Filter these entries, keeping only lines that hold the word "this".

EXERCISE MATERIAL:
****************************************

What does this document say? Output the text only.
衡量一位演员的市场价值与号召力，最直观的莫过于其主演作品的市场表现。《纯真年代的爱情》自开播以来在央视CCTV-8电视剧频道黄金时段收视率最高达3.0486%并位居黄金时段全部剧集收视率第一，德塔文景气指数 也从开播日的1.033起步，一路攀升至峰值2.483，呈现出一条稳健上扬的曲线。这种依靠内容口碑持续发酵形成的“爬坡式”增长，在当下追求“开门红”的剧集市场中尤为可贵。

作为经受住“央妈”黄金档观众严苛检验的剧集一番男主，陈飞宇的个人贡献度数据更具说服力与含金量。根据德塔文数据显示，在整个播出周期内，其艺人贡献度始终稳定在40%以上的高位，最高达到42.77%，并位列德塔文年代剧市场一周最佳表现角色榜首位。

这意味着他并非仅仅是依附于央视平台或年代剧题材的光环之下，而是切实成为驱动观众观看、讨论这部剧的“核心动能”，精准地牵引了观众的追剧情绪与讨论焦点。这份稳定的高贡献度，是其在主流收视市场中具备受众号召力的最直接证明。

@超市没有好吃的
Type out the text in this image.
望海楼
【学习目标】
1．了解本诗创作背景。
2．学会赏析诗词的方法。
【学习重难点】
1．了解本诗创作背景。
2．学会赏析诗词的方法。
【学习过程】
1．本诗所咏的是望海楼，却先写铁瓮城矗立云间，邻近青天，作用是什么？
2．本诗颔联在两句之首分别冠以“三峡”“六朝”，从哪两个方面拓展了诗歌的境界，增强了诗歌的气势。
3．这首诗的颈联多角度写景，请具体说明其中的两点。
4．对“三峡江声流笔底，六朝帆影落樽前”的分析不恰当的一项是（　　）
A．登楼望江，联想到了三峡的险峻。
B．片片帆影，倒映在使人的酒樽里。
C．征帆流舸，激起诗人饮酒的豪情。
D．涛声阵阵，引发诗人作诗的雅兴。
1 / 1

****************************************

PROBLEM SOLUTION:
What does this document say? Output the text only.
Type out the text in this image.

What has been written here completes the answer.